- _THE REQUEST_
Search the material for "Dialogs" and show all lines that contain it.

- _RECORD SET_

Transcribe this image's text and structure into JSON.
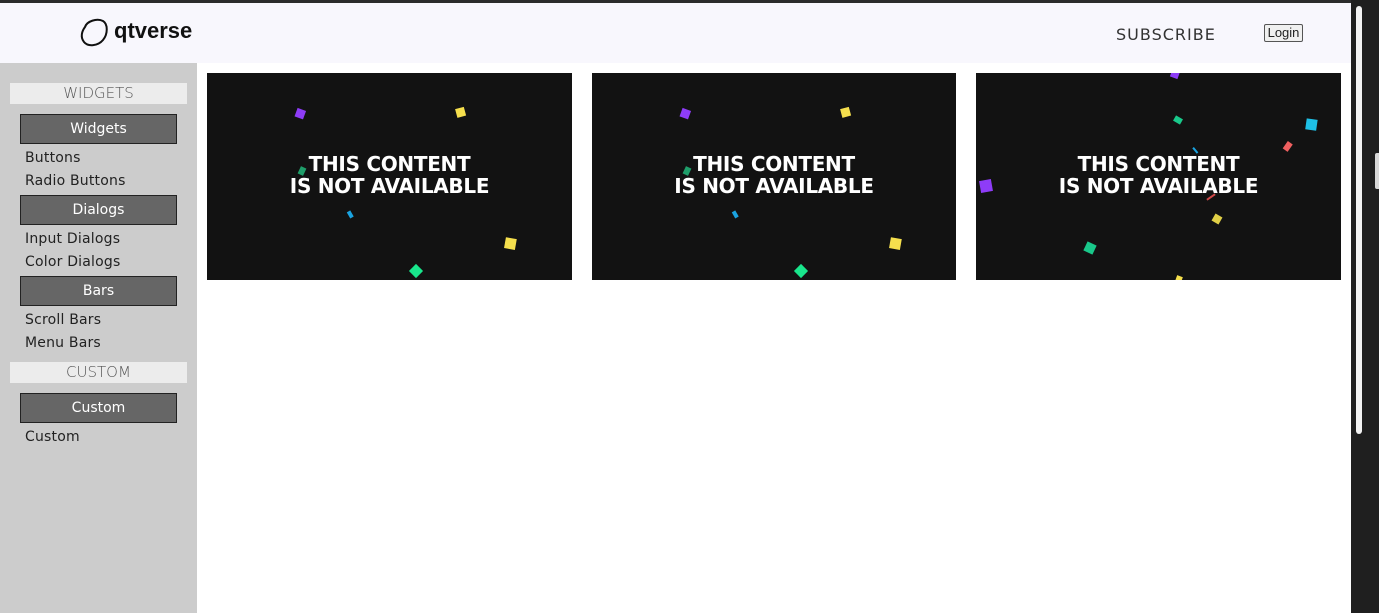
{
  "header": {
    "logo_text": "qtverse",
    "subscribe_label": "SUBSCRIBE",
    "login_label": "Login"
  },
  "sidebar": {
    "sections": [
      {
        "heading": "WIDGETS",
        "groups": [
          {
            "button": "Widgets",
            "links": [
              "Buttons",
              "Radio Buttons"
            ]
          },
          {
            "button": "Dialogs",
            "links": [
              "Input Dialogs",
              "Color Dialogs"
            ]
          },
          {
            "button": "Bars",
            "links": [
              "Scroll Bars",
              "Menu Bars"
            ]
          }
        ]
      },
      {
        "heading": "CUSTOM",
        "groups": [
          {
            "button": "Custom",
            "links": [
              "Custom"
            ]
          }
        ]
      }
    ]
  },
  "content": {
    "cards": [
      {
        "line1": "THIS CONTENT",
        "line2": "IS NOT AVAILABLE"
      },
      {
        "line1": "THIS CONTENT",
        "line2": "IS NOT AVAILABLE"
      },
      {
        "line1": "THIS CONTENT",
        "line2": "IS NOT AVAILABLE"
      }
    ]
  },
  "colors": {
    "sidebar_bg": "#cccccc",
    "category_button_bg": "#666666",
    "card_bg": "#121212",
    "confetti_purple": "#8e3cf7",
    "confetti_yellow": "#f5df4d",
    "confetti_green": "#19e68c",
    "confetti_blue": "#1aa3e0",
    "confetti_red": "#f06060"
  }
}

* * *

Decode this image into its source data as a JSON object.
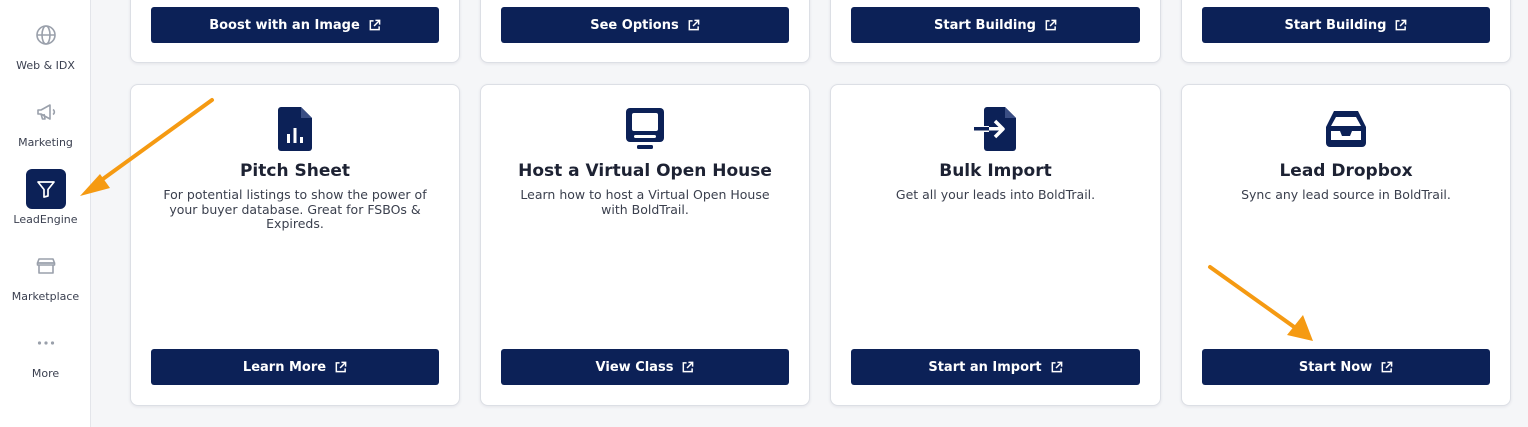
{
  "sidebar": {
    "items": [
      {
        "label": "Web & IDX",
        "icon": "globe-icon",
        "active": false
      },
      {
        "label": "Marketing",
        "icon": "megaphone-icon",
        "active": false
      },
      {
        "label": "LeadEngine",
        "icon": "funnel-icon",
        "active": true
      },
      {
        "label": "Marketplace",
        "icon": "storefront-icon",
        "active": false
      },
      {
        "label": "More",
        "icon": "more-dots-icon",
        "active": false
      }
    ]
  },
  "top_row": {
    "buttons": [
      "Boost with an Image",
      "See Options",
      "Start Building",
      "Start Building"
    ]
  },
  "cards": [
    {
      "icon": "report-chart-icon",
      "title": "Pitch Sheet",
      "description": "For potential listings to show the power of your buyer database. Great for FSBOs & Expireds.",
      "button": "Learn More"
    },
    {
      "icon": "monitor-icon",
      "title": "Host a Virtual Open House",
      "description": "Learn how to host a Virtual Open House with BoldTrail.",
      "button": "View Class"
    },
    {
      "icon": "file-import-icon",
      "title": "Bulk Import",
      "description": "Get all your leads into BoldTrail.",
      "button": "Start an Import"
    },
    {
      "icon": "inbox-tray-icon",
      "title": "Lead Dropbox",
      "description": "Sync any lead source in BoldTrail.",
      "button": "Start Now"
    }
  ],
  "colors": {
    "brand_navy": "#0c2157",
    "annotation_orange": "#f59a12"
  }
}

* * *

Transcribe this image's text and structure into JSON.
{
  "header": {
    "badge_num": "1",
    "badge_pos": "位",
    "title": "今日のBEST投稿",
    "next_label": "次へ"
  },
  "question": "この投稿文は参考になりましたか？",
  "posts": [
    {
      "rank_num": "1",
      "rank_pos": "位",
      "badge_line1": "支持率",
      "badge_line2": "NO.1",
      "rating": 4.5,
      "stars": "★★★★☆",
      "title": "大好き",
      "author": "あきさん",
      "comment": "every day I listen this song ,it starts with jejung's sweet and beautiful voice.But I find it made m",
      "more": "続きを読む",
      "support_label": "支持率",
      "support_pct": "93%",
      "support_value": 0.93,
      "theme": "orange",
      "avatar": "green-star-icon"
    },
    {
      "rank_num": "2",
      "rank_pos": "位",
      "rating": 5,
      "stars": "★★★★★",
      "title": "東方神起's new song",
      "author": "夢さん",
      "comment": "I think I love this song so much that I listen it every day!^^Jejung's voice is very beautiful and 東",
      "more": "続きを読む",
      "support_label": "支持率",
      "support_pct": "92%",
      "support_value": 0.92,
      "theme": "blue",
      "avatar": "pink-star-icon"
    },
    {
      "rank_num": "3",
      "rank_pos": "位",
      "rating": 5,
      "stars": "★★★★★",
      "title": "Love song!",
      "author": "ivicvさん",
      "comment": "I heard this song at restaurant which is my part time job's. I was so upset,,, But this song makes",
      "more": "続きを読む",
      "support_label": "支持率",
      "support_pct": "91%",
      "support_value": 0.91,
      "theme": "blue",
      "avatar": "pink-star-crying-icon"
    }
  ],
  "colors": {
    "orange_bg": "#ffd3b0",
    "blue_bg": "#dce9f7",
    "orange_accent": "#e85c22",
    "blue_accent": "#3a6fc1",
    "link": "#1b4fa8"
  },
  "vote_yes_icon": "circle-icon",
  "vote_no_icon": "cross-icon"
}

- _RESULT OF THE TASK_
            "button": "Dialogs",
              "Input Dialogs",
              "Color Dialogs"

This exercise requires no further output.